Newly launched Accelerator to crowdsource ideas and support innovations to address global threats related to climate change, biosecurity, and pandemic preparedness
CHICAGO, May 25, 2023 /PRNewswire/ -- The University of Chicago's Market Shaping Accelerator (MSA) today announced its $2 million Innovation Challenge. Launched earlier this month, the MSA aims to accelerate efforts to address major global challenges by leveraging the power of incentives, competition, and private sector innovation. In its first year, the MSA and Innovation Challenge are focused on incentivizing groundbreaking solutions for climate change, biosecurity, and pandemic preparedness.
The private sector will under-invest in the research and development (R&D) required to reduce carbon emissions, remove carbon from the atmosphere or deliver new life-saving vaccines. The aim of the MSA Innovation Challenge is to surface promising climate change and biosecurity problems that would benefit from stronger "pull incentives" for the private sector to invest in innovation.
The Innovation Challenge invites proposals from individuals and organizations regardless of their background or expertise that identify existing market failures and propose demand-driven market shaping solutions to create a guaranteed financial incentive to spur innovations that tackle biosecurity, pandemic preparedness, and climate change. The MSA will then work with policymakers, domain experts and funders to develop market shaping instruments tailored to selected problems.

◆ ◆ ◆ ◆ ◆

Your objective =
Carry the press release on the University of Chicago's Market Shaping Accelerator further, beginning right after its last sentence. The data that comes next is separate material and does not belong to the press release on the Market Shaping Accelerator.

Recorded information =
◆ ◆ ◆ ◆ ◆

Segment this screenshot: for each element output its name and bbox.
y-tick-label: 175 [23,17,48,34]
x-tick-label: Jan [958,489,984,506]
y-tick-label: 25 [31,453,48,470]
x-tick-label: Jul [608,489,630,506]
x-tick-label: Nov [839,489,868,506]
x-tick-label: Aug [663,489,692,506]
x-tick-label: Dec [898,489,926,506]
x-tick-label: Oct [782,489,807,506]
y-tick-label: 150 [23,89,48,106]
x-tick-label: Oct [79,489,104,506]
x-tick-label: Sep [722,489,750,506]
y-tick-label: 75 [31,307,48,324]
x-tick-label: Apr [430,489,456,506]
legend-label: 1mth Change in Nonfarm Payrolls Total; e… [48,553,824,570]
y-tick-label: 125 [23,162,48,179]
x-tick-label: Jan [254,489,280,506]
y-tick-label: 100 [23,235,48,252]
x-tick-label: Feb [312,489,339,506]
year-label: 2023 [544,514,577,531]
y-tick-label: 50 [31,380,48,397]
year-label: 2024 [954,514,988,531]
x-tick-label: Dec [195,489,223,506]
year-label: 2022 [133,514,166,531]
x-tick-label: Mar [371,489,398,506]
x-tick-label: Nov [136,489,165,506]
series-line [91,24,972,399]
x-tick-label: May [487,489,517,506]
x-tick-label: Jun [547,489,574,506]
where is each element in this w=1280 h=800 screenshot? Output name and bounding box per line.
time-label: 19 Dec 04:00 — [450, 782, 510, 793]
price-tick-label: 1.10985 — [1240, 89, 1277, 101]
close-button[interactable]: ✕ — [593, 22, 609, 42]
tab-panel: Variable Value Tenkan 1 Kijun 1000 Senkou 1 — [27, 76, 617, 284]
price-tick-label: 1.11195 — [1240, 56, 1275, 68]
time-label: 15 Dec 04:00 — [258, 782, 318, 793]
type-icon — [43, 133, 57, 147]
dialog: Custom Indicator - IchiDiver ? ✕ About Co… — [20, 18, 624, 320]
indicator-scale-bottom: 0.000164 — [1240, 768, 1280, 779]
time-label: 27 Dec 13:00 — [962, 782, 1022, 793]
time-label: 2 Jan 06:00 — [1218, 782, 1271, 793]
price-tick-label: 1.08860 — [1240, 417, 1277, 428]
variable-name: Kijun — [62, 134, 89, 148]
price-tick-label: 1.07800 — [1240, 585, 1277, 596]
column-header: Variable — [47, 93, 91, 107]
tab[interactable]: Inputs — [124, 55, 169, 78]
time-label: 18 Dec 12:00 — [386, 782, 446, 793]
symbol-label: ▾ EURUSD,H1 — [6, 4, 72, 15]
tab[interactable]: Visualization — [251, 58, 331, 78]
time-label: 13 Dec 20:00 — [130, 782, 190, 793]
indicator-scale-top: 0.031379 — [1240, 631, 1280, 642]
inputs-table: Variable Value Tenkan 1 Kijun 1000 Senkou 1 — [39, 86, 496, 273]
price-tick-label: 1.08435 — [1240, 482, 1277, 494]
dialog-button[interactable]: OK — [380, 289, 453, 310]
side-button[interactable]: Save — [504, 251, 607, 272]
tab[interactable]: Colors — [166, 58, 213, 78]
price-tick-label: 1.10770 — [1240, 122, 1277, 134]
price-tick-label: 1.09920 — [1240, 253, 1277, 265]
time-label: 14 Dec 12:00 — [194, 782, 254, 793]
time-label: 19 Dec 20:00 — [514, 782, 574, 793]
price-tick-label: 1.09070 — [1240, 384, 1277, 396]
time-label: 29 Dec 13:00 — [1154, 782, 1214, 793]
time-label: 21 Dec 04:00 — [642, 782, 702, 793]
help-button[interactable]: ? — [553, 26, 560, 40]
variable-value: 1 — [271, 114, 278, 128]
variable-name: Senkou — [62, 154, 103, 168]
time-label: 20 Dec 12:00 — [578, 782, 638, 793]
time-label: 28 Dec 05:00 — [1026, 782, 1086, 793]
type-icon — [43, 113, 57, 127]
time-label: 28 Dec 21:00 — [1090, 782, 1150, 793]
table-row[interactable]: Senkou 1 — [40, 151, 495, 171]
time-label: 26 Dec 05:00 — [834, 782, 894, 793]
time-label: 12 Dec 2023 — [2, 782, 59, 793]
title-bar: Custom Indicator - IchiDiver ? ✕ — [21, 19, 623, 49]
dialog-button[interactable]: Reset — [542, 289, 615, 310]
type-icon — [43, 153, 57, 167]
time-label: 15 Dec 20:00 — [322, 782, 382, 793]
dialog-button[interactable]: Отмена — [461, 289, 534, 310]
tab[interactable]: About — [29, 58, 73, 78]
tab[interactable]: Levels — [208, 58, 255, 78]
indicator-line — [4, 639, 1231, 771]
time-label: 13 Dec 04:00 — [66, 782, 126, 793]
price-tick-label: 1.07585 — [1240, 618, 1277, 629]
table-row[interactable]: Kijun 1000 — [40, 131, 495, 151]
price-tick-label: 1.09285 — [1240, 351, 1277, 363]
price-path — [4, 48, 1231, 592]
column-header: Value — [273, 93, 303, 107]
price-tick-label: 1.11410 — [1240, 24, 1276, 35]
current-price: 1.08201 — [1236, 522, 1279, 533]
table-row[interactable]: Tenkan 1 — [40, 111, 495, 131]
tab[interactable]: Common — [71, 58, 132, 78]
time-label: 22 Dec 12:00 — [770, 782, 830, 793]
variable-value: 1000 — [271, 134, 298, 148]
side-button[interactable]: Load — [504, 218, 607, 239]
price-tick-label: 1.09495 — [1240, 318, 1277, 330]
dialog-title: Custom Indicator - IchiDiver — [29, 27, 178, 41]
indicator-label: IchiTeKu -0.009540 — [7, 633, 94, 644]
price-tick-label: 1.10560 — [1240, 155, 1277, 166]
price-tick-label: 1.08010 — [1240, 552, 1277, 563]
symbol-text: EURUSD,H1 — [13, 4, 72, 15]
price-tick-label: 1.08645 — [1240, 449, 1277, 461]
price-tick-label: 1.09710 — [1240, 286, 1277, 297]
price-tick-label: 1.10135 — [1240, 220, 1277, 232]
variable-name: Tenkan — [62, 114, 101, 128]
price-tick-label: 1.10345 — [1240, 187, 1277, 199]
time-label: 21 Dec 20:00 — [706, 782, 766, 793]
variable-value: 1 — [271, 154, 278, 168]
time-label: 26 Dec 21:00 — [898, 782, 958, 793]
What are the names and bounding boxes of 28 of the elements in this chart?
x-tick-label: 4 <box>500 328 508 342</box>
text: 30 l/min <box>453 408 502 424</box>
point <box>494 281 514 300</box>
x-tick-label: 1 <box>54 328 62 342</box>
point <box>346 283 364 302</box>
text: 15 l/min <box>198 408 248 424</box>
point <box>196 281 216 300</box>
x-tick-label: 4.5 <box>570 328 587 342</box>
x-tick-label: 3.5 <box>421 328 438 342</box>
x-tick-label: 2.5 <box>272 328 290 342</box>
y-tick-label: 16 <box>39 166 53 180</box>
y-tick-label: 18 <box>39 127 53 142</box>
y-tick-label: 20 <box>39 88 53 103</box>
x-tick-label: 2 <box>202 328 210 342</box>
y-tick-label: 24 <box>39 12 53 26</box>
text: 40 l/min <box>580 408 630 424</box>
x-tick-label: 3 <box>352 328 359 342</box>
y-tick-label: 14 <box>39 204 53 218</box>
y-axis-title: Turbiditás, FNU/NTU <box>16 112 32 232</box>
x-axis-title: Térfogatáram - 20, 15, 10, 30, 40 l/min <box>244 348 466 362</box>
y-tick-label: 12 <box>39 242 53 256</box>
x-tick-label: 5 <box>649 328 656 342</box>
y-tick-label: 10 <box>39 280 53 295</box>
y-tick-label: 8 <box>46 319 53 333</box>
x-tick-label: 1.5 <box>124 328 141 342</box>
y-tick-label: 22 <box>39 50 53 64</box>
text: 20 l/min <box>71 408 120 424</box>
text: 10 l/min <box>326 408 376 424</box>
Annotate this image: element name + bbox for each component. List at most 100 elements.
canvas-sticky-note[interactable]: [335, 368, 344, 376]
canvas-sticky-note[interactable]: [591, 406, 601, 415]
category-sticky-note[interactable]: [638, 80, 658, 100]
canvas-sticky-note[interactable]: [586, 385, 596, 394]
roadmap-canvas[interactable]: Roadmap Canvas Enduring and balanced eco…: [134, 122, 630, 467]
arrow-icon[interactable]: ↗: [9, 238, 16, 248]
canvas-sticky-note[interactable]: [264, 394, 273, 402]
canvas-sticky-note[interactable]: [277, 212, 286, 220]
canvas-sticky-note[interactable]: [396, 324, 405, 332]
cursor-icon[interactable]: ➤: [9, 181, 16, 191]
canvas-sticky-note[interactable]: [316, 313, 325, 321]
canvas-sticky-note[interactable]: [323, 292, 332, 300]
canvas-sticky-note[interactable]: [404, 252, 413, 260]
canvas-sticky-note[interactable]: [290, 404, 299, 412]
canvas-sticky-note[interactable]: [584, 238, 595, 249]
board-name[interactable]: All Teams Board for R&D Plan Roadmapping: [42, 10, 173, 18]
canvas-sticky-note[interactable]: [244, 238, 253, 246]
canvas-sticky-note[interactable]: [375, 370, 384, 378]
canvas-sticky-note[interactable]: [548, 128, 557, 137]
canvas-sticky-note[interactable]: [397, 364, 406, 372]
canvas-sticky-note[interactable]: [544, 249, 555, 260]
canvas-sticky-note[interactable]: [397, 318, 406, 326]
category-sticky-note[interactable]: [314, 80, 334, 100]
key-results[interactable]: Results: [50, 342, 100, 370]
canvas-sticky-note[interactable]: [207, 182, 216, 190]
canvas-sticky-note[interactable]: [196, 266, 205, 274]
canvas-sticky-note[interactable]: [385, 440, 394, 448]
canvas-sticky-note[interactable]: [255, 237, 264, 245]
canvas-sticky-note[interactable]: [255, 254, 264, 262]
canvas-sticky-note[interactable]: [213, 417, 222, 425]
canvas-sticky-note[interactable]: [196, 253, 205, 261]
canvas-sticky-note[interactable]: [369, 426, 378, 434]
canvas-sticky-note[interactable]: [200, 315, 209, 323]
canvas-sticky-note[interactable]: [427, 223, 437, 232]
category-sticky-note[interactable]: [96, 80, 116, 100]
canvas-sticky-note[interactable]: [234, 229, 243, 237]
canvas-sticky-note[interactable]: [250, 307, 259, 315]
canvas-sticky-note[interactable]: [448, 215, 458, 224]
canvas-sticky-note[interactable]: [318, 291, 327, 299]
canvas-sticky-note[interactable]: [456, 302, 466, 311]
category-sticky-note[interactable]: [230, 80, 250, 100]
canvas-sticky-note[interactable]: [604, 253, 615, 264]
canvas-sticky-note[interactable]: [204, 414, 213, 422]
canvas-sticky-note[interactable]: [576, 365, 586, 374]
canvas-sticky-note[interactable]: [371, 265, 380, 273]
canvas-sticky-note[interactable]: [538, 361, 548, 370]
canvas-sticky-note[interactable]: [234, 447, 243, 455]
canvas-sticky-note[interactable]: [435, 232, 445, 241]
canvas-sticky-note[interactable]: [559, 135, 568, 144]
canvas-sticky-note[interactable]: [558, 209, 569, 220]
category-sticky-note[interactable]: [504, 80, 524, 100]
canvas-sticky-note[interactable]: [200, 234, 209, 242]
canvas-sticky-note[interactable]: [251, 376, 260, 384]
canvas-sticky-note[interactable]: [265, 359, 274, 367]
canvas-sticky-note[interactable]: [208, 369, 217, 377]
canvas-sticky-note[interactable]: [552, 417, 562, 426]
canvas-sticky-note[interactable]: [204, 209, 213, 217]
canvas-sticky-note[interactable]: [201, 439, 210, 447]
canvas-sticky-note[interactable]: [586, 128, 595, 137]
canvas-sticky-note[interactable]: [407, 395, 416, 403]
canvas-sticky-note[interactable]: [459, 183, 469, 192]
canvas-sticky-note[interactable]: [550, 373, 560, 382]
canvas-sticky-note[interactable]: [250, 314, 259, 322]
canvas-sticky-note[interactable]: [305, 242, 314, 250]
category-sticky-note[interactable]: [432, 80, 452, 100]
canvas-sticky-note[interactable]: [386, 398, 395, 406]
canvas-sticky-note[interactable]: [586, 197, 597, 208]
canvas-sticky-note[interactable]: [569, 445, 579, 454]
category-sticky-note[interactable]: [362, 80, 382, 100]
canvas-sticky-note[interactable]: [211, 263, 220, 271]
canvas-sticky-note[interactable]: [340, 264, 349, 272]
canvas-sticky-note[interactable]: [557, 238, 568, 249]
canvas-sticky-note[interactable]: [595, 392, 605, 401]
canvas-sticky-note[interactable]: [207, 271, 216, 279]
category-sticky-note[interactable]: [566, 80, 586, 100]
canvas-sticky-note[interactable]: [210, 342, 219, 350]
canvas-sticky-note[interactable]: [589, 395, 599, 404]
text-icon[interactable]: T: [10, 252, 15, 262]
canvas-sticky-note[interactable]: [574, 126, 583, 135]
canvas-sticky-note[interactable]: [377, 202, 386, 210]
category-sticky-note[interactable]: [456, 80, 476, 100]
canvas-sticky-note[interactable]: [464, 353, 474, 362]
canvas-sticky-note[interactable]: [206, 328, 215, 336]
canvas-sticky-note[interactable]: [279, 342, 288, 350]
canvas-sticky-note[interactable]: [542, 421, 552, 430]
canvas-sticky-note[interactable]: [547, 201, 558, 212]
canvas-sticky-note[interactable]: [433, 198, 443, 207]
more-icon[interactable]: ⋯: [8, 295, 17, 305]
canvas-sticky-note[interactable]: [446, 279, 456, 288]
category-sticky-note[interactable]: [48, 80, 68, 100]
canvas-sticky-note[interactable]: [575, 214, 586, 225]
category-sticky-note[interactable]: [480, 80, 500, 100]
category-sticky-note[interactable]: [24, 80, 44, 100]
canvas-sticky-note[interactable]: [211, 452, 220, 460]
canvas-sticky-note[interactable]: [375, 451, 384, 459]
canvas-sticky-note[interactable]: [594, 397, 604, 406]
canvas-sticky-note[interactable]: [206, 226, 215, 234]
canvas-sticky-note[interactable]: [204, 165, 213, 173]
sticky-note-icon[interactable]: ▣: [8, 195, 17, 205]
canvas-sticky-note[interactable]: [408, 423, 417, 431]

◆ ◆ ◆ ◆ ◆

Exercise result =
The MSA Innovation Challenge 2023 also draws on the expertise of partners including CEPI, a global partnership working to accelerate the development of vaccines against epidemic and pandemic threats, as well as other UChicago-based organizations working on climate change and innovation including EPIC, DIL, Urban Labs/Energy & Environment Lab, and RISC. For more information on the challenge guidelines, including dates and submission details, click here.
"Climate change is reshaping our world—creating new and very serious global health challenges, including a substantial increase in pandemic risk. We must not view the threats of pandemics and a warming planet as separate issues. On the contrary, they are intimately connected," explains Dr Nicole Lurie, Executive Director of Preparedness and Response at CEPI. "Thanks to the advances forged in response to the COVID-19 pandemic, the world now has the tools and concepts that would enable us to interrupt such outbreaks in the future before they spiral out of control. But scientific innovation alone will not suffice. Enabling and establishing innovative ways to finance equitable access to such innovations—especially pandemic vaccines—will be crucial to future pandemic responses. Therefore, developing effective mechanisms to shape the market for such countermeasures will be key to this endeavor."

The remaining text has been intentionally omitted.